### Dataset listings of figures
• • • • •

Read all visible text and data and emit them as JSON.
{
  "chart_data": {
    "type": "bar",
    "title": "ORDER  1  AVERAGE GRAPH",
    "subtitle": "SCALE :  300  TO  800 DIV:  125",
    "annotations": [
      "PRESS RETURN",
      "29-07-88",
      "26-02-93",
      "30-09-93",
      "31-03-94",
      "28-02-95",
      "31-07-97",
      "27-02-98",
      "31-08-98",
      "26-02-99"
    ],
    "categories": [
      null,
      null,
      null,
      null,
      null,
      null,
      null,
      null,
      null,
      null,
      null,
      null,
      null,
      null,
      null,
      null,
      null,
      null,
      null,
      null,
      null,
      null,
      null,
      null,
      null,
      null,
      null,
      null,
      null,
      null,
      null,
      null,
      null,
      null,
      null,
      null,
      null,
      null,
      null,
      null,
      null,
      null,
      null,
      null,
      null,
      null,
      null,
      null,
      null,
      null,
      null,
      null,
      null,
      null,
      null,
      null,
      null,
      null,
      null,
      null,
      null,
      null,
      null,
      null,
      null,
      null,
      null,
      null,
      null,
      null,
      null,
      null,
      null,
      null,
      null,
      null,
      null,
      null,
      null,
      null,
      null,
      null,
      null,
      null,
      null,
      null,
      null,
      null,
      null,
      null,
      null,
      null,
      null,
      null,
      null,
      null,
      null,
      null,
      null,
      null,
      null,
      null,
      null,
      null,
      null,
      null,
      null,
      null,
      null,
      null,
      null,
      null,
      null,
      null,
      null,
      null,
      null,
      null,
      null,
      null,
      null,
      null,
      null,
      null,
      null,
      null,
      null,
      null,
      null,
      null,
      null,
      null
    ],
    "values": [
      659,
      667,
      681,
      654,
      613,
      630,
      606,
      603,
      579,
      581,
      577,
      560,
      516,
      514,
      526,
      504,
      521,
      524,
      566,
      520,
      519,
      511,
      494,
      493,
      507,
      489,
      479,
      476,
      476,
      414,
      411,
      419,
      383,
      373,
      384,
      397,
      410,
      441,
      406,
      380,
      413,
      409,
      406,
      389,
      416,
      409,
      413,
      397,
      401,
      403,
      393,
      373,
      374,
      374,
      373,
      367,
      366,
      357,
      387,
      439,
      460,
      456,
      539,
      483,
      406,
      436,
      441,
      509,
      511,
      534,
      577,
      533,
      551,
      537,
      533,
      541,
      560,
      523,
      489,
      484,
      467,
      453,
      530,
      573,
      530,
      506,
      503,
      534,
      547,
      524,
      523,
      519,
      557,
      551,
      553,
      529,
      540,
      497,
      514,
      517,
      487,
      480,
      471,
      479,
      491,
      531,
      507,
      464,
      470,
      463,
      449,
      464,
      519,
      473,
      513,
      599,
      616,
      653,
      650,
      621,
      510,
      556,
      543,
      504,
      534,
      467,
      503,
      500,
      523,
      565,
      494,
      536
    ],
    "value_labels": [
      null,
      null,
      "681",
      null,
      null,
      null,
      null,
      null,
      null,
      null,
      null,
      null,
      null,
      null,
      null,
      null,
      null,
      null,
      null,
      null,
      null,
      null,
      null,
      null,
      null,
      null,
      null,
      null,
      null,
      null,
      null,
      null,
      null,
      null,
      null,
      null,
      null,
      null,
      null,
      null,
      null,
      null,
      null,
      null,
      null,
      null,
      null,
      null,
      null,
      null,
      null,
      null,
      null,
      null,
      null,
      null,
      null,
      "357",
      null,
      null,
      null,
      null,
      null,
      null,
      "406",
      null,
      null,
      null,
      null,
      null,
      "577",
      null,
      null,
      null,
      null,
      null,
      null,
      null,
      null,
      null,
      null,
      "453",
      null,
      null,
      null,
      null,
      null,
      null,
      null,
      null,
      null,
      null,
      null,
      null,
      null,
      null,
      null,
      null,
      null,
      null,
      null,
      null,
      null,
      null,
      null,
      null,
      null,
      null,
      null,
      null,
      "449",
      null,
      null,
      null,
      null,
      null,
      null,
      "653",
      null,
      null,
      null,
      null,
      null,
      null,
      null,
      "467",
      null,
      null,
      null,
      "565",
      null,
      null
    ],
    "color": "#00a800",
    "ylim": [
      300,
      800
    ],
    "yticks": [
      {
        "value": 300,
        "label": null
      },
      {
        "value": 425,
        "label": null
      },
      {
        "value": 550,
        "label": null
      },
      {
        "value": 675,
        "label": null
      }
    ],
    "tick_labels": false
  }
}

• • • • •

Write out every line of the material again, exactly as it reads.

### Response to the exercise
Read all visible text and data and emit them as JSON.
{
  "chart_data": {
    "type": "bar",
    "title": "ORDER  1  AVERAGE GRAPH",
    "subtitle": "SCALE :  300  TO  800 DIV:  125",
    "annotations": [
      "PRESS RETURN",
      "29-07-88",
      "26-02-93",
      "30-09-93",
      "31-03-94",
      "28-02-95",
      "31-07-97",
      "27-02-98",
      "31-08-98",
      "26-02-99"
    ],
    "categories": [
      null,
      null,
      null,
      null,
      null,
      null,
      null,
      null,
      null,
      null,
      null,
      null,
      null,
      null,
      null,
      null,
      null,
      null,
      null,
      null,
      null,
      null,
      null,
      null,
      null,
      null,
      null,
      null,
      null,
      null,
      null,
      null,
      null,
      null,
      null,
      null,
      null,
      null,
      null,
      null,
      null,
      null,
      null,
      null,
      null,
      null,
      null,
      null,
      null,
      null,
      null,
      null,
      null,
      null,
      null,
      null,
      null,
      null,
      null,
      null,
      null,
      null,
      null,
      null,
      null,
      null,
      null,
      null,
      null,
      null,
      null,
      null,
      null,
      null,
      null,
      null,
      null,
      null,
      null,
      null,
      null,
      null,
      null,
      null,
      null,
      null,
      null,
      null,
      null,
      null,
      null,
      null,
      null,
      null,
      null,
      null,
      null,
      null,
      null,
      null,
      null,
      null,
      null,
      null,
      null,
      null,
      null,
      null,
      null,
      null,
      null,
      null,
      null,
      null,
      null,
      null,
      null,
      null,
      null,
      null,
      null,
      null,
      null,
      null,
      null,
      null,
      null,
      null,
      null,
      null,
      null,
      null
    ],
    "values": [
      659,
      667,
      681,
      654,
      613,
      630,
      606,
      603,
      579,
      581,
      577,
      560,
      516,
      514,
      526,
      504,
      521,
      524,
      566,
      520,
      519,
      511,
      494,
      493,
      507,
      489,
      479,
      476,
      476,
      414,
      411,
      419,
      383,
      373,
      384,
      397,
      410,
      441,
      406,
      380,
      413,
      409,
      406,
      389,
      416,
      409,
      413,
      397,
      401,
      403,
      393,
      373,
      374,
      374,
      373,
      367,
      366,
      357,
      387,
      439,
      460,
      456,
      539,
      483,
      406,
      436,
      441,
      509,
      511,
      534,
      577,
      533,
      551,
      537,
      533,
      541,
      560,
      523,
      489,
      484,
      467,
      453,
      530,
      573,
      530,
      506,
      503,
      534,
      547,
      524,
      523,
      519,
      557,
      551,
      553,
      529,
      540,
      497,
      514,
      517,
      487,
      480,
      471,
      479,
      491,
      531,
      507,
      464,
      470,
      463,
      449,
      464,
      519,
      473,
      513,
      599,
      616,
      653,
      650,
      621,
      510,
      556,
      543,
      504,
      534,
      467,
      503,
      500,
      523,
      565,
      494,
      536
    ],
    "value_labels": [
      null,
      null,
      "681",
      null,
      null,
      null,
      null,
      null,
      null,
      null,
      null,
      null,
      null,
      null,
      null,
      null,
      null,
      null,
      null,
      null,
      null,
      null,
      null,
      null,
      null,
      null,
      null,
      null,
      null,
      null,
      null,
      null,
      null,
      null,
      null,
      null,
      null,
      null,
      null,
      null,
      null,
      null,
      null,
      null,
      null,
      null,
      null,
      null,
      null,
      null,
      null,
      null,
      null,
      null,
      null,
      null,
      null,
      "357",
      null,
      null,
      null,
      null,
      null,
      null,
      "406",
      null,
      null,
      null,
      null,
      null,
      "577",
      null,
      null,
      null,
      null,
      null,
      null,
      null,
      null,
      null,
      null,
      "453",
      null,
      null,
      null,
      null,
      null,
      null,
      null,
      null,
      null,
      null,
      null,
      null,
      null,
      null,
      null,
      null,
      null,
      null,
      null,
      null,
      null,
      null,
      null,
      null,
      null,
      null,
      null,
      null,
      "449",
      null,
      null,
      null,
      null,
      null,
      null,
      "653",
      null,
      null,
      null,
      null,
      null,
      null,
      null,
      "467",
      null,
      null,
      null,
      "565",
      null,
      null
    ],
    "color": "#00a800",
    "ylim": [
      300,
      800
    ],
    "yticks": [
      {
        "value": 300,
        "label": null
      },
      {
        "value": 425,
        "label": null
      },
      {
        "value": 550,
        "label": null
      },
      {
        "value": 675,
        "label": null
      }
    ],
    "tick_labels": false
  }
}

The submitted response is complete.